Answer with nothing but a number: how many lines include the word "pouze"?
● ● ● ●
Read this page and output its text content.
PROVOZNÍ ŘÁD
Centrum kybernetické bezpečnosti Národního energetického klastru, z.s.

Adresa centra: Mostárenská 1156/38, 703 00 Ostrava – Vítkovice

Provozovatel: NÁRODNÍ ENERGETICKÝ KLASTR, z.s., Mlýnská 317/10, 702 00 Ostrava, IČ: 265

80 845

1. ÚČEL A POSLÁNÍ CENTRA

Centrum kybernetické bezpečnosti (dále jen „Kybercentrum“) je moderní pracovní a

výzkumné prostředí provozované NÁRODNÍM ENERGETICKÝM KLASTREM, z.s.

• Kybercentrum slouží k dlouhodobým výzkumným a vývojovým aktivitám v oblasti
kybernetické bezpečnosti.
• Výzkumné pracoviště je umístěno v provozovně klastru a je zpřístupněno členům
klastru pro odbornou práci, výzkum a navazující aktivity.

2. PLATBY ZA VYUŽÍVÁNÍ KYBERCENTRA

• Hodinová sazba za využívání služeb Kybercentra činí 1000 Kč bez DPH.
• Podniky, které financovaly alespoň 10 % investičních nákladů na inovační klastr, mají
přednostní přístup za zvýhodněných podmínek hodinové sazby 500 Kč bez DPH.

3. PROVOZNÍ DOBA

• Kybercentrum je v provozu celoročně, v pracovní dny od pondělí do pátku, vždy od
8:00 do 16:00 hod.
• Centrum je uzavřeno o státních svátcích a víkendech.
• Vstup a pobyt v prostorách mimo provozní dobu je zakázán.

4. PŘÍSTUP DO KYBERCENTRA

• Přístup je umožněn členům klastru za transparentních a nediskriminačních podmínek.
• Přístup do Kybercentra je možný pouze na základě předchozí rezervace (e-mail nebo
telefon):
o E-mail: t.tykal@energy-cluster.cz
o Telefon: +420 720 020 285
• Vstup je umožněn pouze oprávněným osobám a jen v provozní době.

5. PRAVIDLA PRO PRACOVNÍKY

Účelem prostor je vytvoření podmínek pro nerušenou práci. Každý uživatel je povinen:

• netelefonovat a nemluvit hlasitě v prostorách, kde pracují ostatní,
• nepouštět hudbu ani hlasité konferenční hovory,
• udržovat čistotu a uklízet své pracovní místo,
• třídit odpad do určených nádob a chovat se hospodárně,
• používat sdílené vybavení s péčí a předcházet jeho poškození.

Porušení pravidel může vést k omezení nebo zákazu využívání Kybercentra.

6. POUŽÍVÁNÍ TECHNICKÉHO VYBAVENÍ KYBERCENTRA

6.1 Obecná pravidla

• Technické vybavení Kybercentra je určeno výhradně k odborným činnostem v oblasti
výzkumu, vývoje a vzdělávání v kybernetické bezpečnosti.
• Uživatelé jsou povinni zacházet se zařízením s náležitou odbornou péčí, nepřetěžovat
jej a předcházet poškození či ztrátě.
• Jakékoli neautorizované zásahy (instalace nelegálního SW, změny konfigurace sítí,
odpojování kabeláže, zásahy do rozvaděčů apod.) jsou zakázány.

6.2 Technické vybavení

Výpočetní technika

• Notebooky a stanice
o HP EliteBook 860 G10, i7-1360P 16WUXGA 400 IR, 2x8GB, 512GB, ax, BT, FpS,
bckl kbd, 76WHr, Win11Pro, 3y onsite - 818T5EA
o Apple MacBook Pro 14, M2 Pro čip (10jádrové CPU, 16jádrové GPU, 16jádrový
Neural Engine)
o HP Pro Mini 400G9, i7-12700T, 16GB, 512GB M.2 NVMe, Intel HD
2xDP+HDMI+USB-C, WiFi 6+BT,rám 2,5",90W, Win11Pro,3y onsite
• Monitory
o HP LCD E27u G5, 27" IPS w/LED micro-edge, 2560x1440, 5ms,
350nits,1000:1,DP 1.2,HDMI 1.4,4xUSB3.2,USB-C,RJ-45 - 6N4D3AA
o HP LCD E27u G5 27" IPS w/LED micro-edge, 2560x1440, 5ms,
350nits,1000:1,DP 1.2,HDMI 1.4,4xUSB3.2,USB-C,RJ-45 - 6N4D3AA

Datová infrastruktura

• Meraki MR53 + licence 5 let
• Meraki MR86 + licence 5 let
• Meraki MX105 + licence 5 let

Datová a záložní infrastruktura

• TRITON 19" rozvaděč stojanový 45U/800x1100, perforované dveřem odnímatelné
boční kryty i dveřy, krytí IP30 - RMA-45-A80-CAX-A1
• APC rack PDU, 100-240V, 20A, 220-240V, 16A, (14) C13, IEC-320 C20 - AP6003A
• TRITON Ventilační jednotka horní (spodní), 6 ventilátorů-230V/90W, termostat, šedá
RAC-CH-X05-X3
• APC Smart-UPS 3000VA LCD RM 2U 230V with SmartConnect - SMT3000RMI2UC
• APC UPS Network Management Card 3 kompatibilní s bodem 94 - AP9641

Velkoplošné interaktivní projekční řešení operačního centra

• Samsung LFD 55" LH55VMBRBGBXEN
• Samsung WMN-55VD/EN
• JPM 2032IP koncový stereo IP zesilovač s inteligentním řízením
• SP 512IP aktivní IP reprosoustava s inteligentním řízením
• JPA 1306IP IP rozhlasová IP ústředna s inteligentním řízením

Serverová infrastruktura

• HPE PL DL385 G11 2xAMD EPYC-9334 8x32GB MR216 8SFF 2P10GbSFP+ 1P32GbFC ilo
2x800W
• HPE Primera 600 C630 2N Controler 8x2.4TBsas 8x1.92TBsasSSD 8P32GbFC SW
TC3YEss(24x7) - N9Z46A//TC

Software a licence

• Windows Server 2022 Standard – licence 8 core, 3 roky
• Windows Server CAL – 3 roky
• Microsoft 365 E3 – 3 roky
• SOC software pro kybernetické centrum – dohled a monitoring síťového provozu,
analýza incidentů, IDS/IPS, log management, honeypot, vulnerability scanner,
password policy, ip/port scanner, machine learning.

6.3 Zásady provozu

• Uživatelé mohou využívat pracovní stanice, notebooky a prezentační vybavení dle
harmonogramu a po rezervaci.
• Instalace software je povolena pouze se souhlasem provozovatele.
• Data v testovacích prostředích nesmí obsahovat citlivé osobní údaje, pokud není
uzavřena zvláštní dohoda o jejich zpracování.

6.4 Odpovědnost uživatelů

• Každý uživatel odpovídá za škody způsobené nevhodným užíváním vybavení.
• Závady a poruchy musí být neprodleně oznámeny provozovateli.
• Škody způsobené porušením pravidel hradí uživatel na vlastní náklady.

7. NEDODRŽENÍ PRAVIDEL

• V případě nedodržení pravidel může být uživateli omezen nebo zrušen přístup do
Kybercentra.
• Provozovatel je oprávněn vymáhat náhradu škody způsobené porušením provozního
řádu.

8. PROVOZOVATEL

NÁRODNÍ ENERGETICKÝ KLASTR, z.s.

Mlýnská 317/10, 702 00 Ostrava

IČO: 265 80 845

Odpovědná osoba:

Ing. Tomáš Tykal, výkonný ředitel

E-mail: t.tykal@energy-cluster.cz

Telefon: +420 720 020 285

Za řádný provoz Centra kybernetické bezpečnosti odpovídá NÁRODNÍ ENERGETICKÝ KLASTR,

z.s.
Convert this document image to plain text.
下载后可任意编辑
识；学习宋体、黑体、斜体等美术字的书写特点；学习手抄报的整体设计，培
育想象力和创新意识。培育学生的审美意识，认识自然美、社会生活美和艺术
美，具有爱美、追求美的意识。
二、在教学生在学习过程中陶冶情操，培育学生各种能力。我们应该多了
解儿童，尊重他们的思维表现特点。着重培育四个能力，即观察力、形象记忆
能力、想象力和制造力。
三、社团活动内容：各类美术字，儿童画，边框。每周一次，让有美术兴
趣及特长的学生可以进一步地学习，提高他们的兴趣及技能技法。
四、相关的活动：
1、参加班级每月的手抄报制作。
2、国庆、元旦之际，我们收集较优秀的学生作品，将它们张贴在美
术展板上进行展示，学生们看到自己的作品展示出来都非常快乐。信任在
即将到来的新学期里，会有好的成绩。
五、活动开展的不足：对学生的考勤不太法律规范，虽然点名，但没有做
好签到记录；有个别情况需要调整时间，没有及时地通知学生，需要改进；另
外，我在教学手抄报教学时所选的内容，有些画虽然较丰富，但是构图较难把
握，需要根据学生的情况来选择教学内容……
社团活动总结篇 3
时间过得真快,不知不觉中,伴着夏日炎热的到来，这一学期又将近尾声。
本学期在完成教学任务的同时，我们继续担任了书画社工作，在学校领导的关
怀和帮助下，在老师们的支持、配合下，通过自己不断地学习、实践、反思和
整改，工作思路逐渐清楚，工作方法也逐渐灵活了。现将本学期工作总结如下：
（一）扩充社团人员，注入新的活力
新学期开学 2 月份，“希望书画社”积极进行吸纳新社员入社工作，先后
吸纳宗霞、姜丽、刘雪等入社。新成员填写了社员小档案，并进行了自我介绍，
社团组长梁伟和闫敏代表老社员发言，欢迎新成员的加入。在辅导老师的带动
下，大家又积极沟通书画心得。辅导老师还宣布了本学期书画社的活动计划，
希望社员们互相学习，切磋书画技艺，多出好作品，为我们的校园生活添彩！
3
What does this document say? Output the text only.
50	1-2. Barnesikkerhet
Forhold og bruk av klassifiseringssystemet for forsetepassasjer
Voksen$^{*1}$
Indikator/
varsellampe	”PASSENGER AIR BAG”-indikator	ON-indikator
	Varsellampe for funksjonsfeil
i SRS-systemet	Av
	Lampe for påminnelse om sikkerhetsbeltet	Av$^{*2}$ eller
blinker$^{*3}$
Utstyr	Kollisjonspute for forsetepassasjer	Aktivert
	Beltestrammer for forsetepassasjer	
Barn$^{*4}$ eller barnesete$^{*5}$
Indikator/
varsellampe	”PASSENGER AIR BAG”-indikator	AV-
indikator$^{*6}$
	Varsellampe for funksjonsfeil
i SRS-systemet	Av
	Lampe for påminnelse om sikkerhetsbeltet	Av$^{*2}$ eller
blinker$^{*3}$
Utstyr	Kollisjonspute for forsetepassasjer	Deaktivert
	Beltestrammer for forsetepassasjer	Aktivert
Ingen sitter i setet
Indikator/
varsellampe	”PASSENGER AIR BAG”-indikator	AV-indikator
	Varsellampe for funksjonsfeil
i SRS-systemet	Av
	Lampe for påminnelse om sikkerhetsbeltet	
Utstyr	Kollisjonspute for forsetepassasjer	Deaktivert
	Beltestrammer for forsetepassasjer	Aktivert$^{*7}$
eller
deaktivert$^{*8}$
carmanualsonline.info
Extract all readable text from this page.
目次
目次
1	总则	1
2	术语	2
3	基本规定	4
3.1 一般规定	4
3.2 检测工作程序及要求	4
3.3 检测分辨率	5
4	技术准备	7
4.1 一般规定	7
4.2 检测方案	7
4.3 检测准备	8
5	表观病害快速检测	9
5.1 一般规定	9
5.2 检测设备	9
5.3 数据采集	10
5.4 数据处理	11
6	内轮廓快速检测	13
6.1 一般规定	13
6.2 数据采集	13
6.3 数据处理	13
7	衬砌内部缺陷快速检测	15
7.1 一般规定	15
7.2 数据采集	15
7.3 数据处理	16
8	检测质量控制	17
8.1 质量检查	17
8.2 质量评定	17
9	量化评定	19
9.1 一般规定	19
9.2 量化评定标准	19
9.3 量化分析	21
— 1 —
● ● ● ●
**Correct result**
3